### Exercise task
Find how many lines in the data below mention "následně". Give the number only.

### Input for this task

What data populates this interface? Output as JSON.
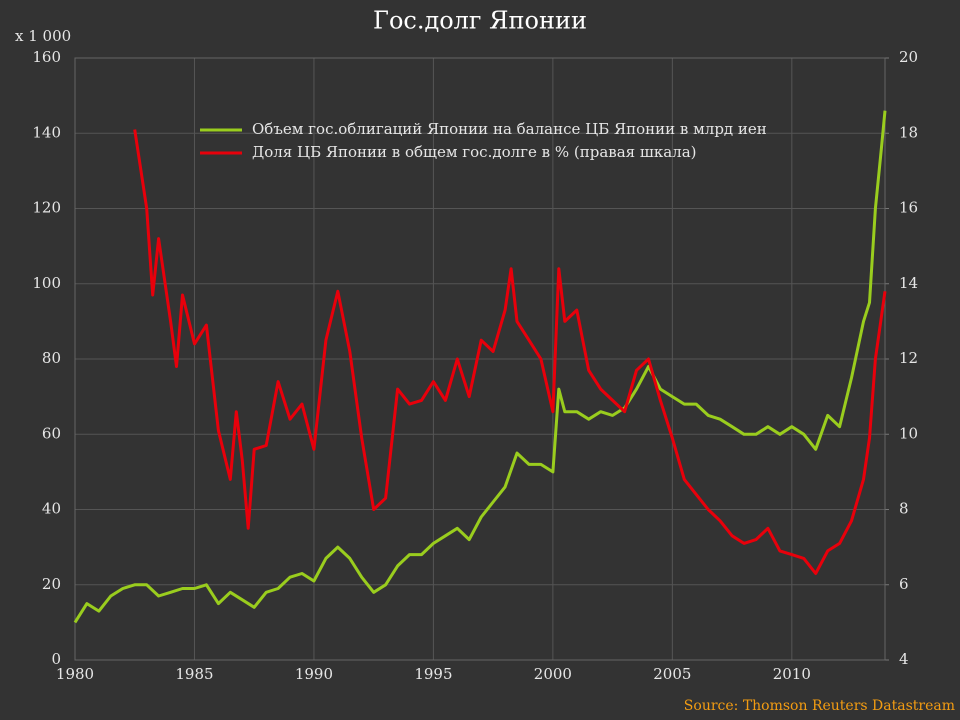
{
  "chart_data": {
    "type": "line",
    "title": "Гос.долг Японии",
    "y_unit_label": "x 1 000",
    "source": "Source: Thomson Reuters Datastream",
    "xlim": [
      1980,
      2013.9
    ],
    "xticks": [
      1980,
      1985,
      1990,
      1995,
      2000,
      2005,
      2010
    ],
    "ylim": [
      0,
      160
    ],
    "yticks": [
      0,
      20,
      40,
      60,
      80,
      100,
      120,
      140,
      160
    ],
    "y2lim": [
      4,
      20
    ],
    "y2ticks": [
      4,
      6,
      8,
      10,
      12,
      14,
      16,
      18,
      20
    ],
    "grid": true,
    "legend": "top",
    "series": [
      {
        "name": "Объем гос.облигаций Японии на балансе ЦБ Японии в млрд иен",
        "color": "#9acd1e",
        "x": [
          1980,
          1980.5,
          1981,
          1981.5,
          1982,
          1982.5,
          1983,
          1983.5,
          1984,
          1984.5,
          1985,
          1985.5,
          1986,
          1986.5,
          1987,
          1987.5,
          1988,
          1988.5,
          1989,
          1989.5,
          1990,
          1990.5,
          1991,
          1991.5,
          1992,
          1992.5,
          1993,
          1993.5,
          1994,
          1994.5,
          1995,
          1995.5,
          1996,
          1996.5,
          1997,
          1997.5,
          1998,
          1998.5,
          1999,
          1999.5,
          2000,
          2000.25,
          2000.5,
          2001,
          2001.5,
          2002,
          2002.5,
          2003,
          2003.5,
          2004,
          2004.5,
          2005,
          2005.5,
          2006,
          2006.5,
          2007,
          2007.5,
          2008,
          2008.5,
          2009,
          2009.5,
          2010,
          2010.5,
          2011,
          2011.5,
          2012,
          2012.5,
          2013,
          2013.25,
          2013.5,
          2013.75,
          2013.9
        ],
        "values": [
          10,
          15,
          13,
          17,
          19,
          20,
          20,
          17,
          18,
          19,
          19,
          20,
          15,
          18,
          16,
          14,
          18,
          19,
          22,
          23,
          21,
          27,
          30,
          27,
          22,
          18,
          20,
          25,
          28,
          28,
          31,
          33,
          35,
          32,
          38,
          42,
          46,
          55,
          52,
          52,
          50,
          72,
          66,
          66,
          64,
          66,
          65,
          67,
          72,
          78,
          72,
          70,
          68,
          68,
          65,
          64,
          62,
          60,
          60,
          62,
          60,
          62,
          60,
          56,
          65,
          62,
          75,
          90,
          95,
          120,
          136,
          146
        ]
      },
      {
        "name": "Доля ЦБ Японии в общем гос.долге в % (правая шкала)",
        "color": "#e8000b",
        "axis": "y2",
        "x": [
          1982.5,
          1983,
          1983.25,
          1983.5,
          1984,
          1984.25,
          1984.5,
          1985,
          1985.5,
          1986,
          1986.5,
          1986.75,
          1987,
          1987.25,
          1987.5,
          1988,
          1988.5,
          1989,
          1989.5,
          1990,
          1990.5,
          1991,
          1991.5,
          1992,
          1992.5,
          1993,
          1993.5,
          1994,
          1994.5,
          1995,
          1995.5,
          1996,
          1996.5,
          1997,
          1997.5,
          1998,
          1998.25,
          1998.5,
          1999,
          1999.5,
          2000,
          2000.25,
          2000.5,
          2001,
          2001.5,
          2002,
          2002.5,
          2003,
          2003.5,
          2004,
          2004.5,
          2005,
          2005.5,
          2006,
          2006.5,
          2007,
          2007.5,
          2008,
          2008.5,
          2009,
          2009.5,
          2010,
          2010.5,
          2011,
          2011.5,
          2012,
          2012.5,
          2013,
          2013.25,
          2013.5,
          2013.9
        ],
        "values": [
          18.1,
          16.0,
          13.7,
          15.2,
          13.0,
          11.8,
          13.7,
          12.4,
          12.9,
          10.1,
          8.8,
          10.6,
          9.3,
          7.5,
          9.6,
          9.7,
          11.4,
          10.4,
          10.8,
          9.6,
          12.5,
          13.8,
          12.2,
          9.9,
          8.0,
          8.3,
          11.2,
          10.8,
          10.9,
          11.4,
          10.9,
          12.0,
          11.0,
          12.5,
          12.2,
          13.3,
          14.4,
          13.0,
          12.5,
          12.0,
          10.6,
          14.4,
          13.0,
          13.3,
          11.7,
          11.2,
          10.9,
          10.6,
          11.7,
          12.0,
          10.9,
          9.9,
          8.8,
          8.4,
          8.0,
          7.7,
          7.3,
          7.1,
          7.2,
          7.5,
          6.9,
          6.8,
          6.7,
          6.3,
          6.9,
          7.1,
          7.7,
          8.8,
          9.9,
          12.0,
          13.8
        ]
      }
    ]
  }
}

---

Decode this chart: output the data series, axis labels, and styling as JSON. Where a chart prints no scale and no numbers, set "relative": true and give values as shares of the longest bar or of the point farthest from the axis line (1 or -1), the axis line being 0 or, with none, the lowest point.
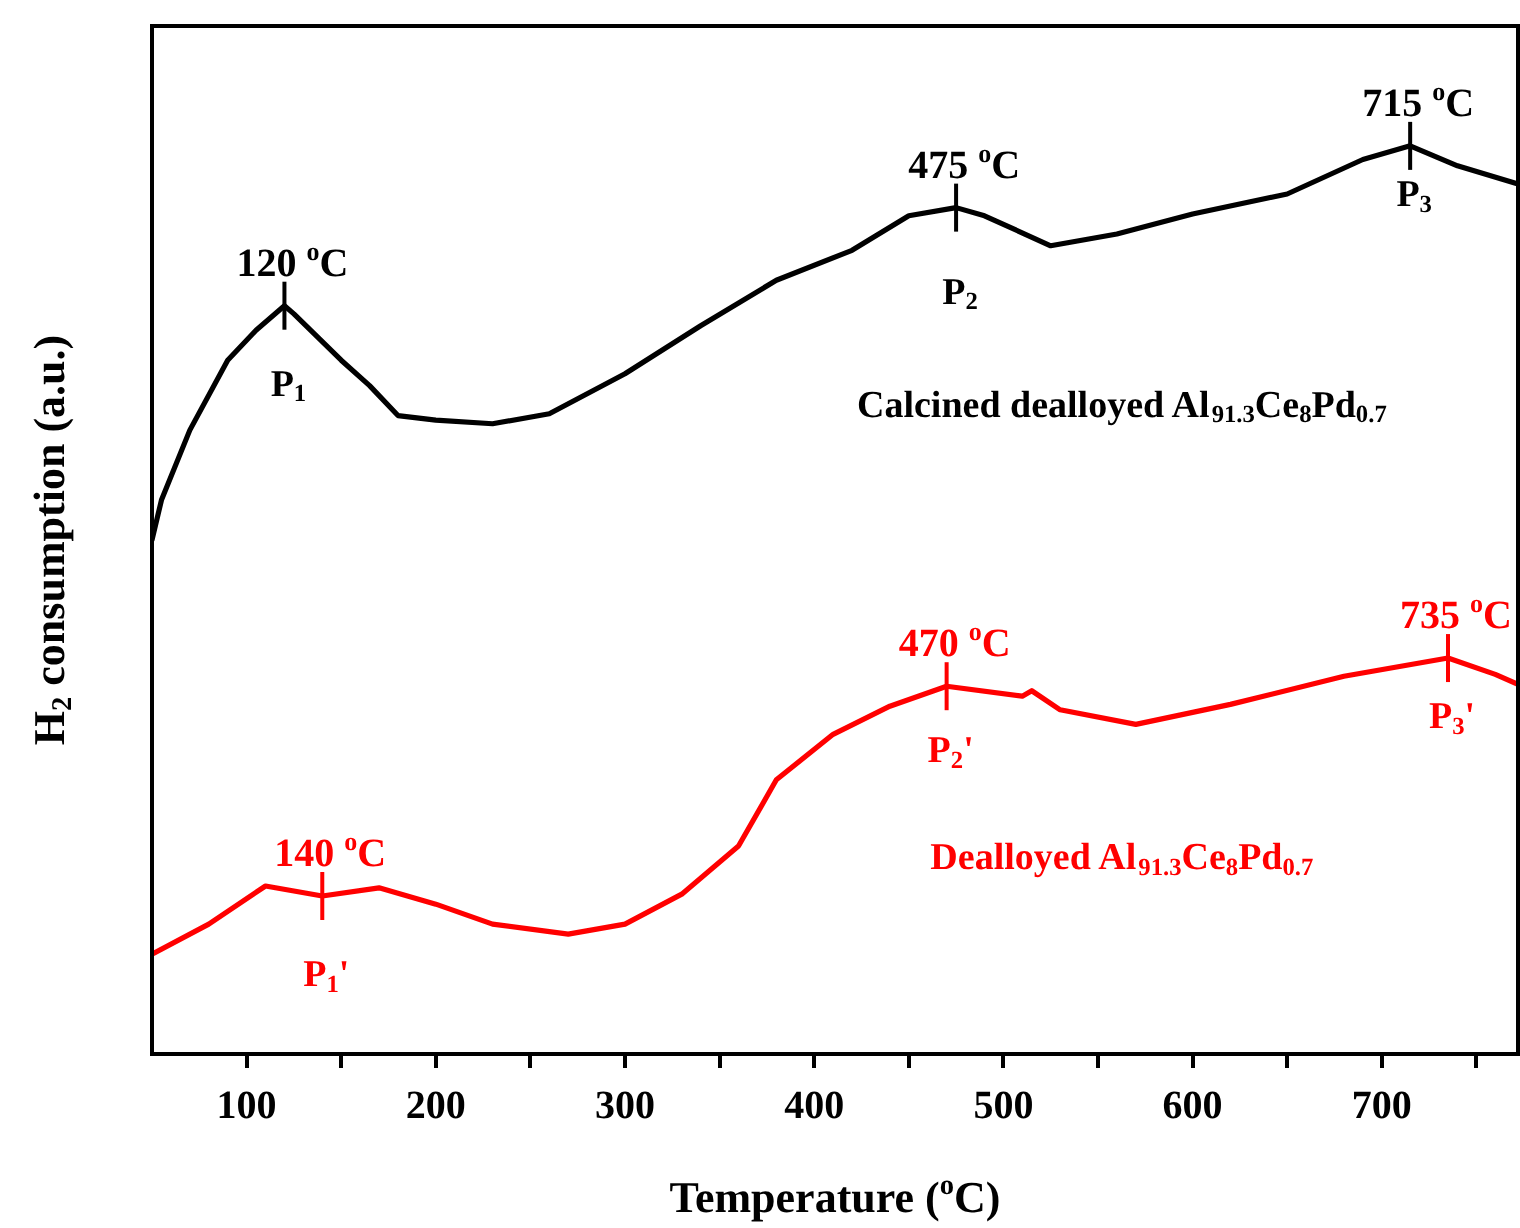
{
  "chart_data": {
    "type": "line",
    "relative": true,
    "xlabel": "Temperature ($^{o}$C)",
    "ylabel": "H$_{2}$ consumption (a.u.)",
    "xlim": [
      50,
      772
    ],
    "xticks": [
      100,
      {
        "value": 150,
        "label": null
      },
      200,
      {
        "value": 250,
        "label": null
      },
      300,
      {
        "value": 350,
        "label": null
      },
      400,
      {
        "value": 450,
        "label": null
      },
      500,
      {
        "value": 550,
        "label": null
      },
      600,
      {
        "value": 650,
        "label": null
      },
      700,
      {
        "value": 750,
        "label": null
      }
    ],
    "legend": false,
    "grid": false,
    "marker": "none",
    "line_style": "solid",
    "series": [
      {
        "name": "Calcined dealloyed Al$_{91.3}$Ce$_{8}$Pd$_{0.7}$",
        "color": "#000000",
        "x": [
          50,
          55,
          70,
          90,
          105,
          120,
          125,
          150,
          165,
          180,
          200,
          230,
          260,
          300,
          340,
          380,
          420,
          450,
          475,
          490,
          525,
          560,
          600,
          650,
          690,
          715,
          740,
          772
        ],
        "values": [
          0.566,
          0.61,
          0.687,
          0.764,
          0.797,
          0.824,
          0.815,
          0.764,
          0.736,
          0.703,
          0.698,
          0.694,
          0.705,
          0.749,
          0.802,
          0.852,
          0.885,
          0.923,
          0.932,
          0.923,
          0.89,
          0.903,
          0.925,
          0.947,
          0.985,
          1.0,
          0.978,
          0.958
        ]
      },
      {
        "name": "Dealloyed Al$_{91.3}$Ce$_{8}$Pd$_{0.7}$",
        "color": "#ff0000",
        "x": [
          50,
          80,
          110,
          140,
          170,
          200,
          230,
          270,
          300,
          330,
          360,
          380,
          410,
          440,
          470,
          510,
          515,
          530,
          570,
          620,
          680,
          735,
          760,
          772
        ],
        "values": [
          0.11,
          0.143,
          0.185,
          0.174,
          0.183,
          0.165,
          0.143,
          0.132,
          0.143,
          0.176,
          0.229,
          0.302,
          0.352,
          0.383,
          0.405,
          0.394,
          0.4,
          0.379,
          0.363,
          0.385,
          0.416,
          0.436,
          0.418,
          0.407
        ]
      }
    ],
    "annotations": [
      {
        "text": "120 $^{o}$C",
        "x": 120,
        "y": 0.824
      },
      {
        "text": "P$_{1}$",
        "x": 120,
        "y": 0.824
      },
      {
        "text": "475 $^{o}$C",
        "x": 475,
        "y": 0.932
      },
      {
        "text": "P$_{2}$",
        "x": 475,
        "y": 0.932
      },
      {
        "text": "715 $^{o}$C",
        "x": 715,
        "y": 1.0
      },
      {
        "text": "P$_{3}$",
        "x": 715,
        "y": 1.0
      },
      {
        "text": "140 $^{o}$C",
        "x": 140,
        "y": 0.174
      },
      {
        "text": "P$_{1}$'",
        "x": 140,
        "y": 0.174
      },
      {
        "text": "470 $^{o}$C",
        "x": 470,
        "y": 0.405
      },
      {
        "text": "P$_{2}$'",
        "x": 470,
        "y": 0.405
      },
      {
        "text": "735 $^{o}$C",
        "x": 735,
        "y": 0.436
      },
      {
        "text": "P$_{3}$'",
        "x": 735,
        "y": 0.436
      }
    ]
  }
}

---

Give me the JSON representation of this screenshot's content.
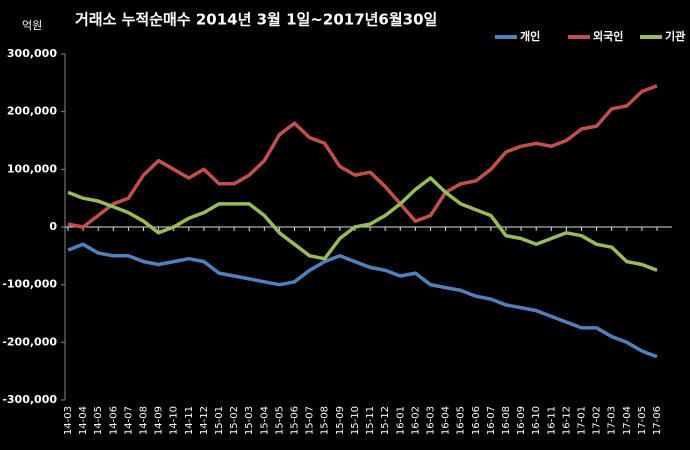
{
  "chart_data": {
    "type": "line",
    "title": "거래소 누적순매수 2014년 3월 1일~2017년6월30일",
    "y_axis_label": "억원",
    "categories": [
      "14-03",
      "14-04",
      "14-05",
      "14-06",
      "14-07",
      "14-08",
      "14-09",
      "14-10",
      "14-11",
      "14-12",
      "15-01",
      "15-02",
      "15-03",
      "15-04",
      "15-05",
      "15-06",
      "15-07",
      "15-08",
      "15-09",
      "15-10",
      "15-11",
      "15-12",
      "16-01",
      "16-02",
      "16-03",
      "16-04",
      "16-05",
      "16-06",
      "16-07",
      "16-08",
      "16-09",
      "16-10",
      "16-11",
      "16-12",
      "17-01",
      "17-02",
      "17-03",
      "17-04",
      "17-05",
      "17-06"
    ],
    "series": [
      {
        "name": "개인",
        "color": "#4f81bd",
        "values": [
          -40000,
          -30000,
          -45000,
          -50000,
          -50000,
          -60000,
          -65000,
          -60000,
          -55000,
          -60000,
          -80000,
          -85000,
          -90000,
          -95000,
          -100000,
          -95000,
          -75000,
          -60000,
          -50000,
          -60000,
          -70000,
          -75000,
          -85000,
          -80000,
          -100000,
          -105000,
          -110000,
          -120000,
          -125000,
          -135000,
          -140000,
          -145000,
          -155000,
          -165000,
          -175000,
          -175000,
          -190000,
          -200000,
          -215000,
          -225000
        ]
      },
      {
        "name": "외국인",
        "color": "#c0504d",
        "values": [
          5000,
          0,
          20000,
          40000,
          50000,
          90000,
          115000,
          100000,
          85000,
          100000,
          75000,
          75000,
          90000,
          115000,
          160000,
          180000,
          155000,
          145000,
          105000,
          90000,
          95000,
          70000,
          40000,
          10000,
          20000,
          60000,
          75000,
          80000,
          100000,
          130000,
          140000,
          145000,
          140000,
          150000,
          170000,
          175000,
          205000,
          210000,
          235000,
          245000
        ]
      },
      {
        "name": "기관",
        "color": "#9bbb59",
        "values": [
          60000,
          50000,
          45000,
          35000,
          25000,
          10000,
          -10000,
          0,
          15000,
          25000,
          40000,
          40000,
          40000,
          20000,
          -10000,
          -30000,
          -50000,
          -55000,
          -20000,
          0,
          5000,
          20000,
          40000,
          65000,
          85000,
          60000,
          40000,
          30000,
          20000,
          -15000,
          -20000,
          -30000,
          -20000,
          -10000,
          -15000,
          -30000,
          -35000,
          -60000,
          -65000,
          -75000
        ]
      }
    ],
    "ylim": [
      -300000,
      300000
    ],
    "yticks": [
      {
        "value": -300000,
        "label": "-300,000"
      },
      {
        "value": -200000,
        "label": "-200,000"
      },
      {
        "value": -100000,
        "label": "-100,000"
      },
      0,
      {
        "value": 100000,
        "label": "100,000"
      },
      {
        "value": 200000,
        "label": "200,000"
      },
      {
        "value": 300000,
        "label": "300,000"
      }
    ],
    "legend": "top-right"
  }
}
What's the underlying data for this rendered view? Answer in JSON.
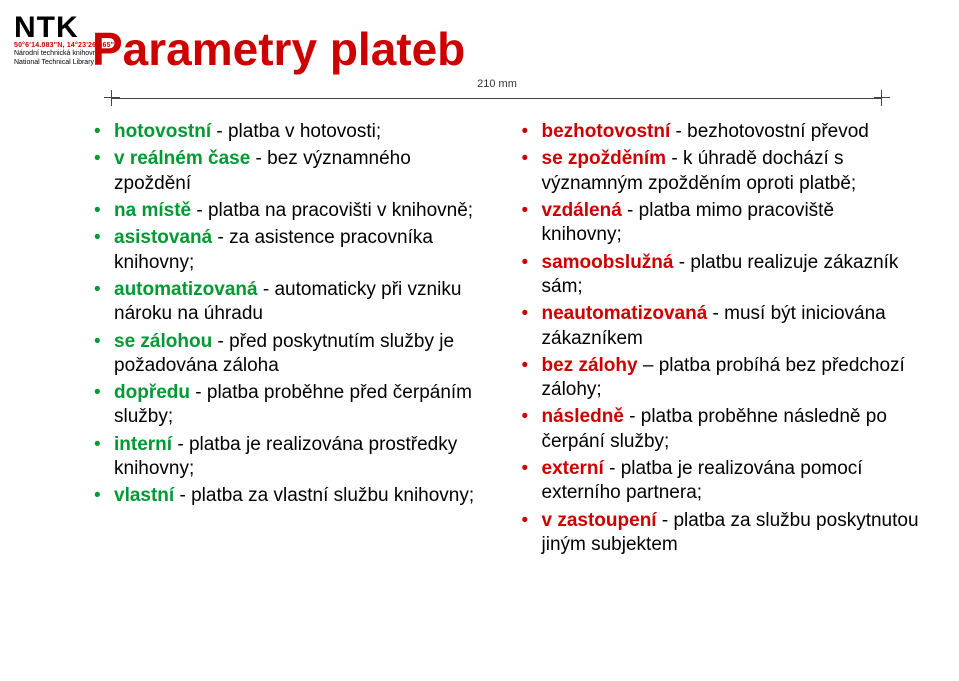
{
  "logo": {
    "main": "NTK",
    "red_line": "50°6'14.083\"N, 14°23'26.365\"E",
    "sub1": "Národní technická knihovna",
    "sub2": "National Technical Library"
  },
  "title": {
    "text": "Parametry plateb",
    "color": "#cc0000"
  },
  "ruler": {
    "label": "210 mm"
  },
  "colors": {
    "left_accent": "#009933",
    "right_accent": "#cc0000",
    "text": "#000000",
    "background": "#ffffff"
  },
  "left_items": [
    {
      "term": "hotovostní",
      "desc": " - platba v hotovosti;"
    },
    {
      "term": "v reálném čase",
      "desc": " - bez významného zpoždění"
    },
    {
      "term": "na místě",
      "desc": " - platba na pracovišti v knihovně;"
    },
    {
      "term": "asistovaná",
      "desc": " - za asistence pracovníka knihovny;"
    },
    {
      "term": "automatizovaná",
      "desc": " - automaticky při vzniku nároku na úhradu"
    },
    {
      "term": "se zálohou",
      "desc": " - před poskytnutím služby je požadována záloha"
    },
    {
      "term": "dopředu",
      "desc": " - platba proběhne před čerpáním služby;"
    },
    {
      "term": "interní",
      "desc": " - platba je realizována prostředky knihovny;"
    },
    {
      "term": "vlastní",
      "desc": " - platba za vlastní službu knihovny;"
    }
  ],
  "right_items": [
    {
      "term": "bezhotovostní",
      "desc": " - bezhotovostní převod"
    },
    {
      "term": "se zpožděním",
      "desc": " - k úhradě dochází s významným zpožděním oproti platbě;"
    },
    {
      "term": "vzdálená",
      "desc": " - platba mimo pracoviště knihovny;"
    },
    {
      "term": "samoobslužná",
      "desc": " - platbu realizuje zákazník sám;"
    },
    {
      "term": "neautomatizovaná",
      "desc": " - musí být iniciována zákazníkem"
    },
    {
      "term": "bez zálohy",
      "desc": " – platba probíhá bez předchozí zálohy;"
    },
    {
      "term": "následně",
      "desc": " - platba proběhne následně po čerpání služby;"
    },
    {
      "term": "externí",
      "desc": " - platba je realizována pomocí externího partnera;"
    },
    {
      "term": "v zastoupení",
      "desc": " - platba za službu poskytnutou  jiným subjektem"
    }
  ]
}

### Response to this exercise
2